* _Task description_
Rewrite the records below, replacing each "junction dot" with "node point" and leaving every other line unchanged. Omit the pictures from the output.

* _Provided records_
-- START --
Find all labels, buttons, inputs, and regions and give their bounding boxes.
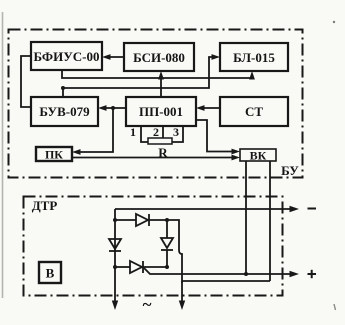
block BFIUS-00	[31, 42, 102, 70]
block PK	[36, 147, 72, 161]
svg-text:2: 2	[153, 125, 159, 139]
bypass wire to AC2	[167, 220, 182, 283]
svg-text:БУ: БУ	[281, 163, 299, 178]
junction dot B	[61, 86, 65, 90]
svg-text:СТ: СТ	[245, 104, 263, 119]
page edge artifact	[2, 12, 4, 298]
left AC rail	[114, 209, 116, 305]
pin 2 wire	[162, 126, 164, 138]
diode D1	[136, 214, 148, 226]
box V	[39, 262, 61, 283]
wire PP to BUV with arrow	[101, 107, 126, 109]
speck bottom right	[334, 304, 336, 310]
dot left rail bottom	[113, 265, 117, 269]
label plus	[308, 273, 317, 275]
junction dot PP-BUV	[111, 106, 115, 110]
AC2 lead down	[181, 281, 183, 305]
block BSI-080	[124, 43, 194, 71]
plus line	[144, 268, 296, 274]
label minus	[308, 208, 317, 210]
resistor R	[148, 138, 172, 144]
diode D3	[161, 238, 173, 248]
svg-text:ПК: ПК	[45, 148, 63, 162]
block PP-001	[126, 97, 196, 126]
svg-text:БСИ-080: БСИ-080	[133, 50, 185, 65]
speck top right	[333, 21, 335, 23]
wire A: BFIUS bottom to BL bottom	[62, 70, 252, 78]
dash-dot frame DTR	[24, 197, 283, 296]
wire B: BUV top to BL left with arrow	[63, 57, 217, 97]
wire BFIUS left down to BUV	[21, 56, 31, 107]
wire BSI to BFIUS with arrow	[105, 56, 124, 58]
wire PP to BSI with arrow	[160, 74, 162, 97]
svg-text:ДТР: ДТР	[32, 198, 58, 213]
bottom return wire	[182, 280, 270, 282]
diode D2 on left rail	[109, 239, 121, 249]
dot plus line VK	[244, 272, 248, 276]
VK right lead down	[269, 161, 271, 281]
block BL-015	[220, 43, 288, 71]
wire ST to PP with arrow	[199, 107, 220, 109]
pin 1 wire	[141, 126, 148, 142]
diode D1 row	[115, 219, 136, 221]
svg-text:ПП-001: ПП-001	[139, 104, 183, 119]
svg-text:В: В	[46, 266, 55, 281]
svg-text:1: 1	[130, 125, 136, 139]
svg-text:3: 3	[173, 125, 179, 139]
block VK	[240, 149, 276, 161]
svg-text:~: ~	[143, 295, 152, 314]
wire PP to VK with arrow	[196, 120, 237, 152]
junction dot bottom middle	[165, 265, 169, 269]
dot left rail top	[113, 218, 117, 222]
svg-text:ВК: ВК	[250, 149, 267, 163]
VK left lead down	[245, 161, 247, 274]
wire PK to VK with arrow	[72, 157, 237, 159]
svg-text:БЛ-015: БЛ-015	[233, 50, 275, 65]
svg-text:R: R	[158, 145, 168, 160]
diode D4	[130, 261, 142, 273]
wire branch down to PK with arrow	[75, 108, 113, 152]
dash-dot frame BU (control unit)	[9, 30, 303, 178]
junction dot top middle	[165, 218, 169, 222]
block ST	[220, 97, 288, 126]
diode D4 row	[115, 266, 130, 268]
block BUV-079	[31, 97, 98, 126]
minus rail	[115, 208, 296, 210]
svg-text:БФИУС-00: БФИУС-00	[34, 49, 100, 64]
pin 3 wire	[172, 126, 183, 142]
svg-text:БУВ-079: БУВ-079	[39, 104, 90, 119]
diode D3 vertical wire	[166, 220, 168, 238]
-- END --
* _Expected answer_
Find all labels, buttons, inputs, and regions and give their bounding boxes.
block BFIUS-00	[31, 42, 102, 70]
block PK	[36, 147, 72, 161]
svg-text:2: 2	[153, 125, 159, 139]
bypass wire to AC2	[167, 220, 182, 283]
svg-text:БУ: БУ	[281, 163, 299, 178]
node point B	[61, 86, 65, 90]
svg-text:СТ: СТ	[245, 104, 263, 119]
page edge artifact	[2, 12, 4, 298]
left AC rail	[114, 209, 116, 305]
pin 2 wire	[162, 126, 164, 138]
diode D1	[136, 214, 148, 226]
box V	[39, 262, 61, 283]
wire PP to BUV with arrow	[101, 107, 126, 109]
speck bottom right	[334, 304, 336, 310]
dot left rail bottom	[113, 265, 117, 269]
label plus	[308, 273, 317, 275]
node point PP-BUV	[111, 106, 115, 110]
AC2 lead down	[181, 281, 183, 305]
block BSI-080	[124, 43, 194, 71]
plus line	[144, 268, 296, 274]
label minus	[308, 208, 317, 210]
resistor R	[148, 138, 172, 144]
diode D3	[161, 238, 173, 248]
svg-text:ПК: ПК	[45, 148, 63, 162]
block PP-001	[126, 97, 196, 126]
svg-text:БСИ-080: БСИ-080	[133, 50, 185, 65]
speck top right	[333, 21, 335, 23]
wire A: BFIUS bottom to BL bottom	[62, 70, 252, 78]
dash-dot frame DTR	[24, 197, 283, 296]
wire B: BUV top to BL left with arrow	[63, 57, 217, 97]
wire BFIUS left down to BUV	[21, 56, 31, 107]
wire BSI to BFIUS with arrow	[105, 56, 124, 58]
wire PP to BSI with arrow	[160, 74, 162, 97]
svg-text:ДТР: ДТР	[32, 198, 58, 213]
bottom return wire	[182, 280, 270, 282]
diode D2 on left rail	[109, 239, 121, 249]
dot plus line VK	[244, 272, 248, 276]
VK right lead down	[269, 161, 271, 281]
block BL-015	[220, 43, 288, 71]
wire ST to PP with arrow	[199, 107, 220, 109]
pin 1 wire	[141, 126, 148, 142]
diode D1 row	[115, 219, 136, 221]
svg-text:ПП-001: ПП-001	[139, 104, 183, 119]
svg-text:В: В	[46, 266, 55, 281]
svg-text:1: 1	[130, 125, 136, 139]
svg-text:3: 3	[173, 125, 179, 139]
block VK	[240, 149, 276, 161]
svg-text:~: ~	[143, 295, 152, 314]
wire PP to VK with arrow	[196, 120, 237, 152]
node point bottom middle	[165, 265, 169, 269]
dot left rail top	[113, 218, 117, 222]
svg-text:ВК: ВК	[250, 149, 267, 163]
VK left lead down	[245, 161, 247, 274]
wire PK to VK with arrow	[72, 157, 237, 159]
svg-text:БЛ-015: БЛ-015	[233, 50, 275, 65]
svg-text:R: R	[158, 145, 168, 160]
diode D4	[130, 261, 142, 273]
wire branch down to PK with arrow	[75, 108, 113, 152]
dash-dot frame BU (control unit)	[9, 30, 303, 178]
node point top middle	[165, 218, 169, 222]
block ST	[220, 97, 288, 126]
diode D4 row	[115, 266, 130, 268]
block BUV-079	[31, 97, 98, 126]
minus rail	[115, 208, 296, 210]
svg-text:БФИУС-00: БФИУС-00	[34, 49, 100, 64]
pin 3 wire	[172, 126, 183, 142]
svg-text:БУВ-079: БУВ-079	[39, 104, 90, 119]
diode D3 vertical wire	[166, 220, 168, 238]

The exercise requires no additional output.